*Stated problem*. Using the listing below, report all lines holding the word "date".

*Material for this exercise*.
——

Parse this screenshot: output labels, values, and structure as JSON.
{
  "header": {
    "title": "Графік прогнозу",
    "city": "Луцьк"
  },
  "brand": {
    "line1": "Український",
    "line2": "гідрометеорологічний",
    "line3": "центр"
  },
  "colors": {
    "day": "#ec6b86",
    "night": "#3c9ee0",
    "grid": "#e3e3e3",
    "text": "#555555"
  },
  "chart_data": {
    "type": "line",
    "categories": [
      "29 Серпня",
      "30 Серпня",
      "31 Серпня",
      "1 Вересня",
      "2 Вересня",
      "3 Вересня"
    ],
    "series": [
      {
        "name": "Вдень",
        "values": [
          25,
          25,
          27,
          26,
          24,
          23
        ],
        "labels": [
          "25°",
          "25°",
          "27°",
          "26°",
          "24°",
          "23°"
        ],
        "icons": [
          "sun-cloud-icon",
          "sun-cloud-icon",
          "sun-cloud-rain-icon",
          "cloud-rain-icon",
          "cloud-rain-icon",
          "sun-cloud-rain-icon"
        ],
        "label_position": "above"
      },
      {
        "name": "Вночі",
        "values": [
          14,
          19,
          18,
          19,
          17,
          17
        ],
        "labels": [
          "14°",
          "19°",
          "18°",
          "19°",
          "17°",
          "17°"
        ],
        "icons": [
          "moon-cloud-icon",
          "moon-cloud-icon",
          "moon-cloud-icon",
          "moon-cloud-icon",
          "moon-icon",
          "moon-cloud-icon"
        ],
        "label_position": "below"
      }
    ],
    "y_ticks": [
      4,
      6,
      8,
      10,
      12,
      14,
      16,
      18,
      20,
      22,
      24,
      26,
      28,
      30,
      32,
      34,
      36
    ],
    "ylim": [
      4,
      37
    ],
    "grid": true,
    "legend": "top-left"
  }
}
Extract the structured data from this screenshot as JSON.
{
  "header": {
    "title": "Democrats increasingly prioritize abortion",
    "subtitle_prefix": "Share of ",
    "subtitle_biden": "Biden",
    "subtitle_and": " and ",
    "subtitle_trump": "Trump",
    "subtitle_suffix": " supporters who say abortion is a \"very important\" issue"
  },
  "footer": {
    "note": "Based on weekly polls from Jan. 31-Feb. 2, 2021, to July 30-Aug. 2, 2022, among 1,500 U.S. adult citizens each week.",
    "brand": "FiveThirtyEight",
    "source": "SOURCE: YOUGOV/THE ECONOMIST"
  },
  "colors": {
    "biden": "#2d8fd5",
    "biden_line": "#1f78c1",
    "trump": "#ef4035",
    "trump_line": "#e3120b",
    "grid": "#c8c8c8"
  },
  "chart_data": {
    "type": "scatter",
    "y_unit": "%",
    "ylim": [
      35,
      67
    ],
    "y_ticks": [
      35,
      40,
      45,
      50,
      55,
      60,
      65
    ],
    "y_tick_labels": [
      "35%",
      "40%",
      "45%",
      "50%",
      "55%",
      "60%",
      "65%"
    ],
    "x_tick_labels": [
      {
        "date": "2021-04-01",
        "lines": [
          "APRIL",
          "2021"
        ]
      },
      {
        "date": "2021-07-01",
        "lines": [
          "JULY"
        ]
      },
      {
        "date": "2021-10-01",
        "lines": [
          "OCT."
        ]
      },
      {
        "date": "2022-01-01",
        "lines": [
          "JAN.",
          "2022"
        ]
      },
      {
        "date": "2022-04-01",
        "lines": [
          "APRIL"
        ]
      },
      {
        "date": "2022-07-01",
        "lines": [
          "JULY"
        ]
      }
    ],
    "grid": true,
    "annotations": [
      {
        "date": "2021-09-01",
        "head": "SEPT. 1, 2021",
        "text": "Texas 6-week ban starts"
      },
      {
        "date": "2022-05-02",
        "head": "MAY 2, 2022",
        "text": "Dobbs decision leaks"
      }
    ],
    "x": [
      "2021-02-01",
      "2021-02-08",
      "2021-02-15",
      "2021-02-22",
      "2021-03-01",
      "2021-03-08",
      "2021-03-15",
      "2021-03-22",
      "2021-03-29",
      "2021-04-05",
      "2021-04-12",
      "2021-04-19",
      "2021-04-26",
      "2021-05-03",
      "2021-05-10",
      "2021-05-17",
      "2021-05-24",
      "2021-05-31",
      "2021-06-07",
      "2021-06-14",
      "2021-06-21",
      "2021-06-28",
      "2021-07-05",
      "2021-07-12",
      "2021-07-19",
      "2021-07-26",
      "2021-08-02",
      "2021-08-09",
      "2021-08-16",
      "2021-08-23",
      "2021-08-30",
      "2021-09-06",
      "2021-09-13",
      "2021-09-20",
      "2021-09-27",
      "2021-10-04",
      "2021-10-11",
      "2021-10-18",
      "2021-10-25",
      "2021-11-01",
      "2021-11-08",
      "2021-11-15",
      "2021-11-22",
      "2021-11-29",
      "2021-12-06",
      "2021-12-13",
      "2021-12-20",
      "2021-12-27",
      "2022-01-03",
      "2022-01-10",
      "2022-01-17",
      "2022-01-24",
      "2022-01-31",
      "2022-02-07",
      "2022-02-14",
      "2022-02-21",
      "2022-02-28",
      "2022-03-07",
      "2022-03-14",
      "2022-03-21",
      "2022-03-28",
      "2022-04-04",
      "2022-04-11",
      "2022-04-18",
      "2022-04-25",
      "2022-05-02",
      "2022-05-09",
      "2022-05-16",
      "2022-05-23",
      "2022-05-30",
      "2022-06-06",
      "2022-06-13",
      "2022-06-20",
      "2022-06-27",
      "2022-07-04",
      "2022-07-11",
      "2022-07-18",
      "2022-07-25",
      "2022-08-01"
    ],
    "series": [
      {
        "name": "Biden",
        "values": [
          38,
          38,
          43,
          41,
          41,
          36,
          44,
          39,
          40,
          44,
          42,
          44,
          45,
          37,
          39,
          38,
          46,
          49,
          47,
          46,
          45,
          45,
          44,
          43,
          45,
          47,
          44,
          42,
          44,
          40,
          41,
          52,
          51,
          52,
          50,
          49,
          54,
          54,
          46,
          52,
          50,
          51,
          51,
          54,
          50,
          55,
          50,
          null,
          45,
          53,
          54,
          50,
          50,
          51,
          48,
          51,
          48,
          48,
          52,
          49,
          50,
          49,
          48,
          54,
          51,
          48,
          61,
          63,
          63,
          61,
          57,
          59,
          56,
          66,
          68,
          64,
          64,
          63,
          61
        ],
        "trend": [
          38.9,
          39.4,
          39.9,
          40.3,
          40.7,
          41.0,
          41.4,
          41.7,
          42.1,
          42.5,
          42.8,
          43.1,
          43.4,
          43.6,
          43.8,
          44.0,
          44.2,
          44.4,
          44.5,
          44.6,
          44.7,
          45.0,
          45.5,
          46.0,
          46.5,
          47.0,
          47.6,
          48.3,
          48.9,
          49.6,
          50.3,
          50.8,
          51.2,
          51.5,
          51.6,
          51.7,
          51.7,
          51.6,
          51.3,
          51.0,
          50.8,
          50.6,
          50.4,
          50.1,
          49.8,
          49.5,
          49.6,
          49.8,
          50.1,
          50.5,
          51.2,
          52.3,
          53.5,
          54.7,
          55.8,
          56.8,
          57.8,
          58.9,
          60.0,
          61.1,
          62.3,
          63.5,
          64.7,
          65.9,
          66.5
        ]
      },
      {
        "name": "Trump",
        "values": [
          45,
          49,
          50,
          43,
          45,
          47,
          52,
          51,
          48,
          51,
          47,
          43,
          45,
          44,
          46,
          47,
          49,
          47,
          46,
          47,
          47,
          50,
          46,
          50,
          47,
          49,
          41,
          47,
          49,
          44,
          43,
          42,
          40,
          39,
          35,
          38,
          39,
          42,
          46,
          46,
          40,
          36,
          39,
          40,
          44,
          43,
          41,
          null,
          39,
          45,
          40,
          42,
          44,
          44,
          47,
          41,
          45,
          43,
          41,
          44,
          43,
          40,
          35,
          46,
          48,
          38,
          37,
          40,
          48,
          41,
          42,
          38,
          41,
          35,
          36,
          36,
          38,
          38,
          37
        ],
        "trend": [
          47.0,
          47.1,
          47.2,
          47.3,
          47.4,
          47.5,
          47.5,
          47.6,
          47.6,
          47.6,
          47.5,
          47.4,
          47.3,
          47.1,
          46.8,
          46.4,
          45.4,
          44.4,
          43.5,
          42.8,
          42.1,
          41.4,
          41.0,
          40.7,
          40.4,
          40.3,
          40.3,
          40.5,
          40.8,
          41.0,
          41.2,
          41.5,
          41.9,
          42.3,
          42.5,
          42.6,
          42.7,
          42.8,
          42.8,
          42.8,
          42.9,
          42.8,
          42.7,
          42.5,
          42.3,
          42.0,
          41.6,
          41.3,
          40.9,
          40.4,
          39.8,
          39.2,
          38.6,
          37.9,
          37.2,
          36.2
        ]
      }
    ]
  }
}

——

*Result for this exercise*.
        "date": "2021-04-01",
        "date": "2021-07-01",
        "date": "2021-10-01",
        "date": "2022-01-01",
        "date": "2022-04-01",
        "date": "2022-07-01",
        "date": "2021-09-01",
        "date": "2022-05-02",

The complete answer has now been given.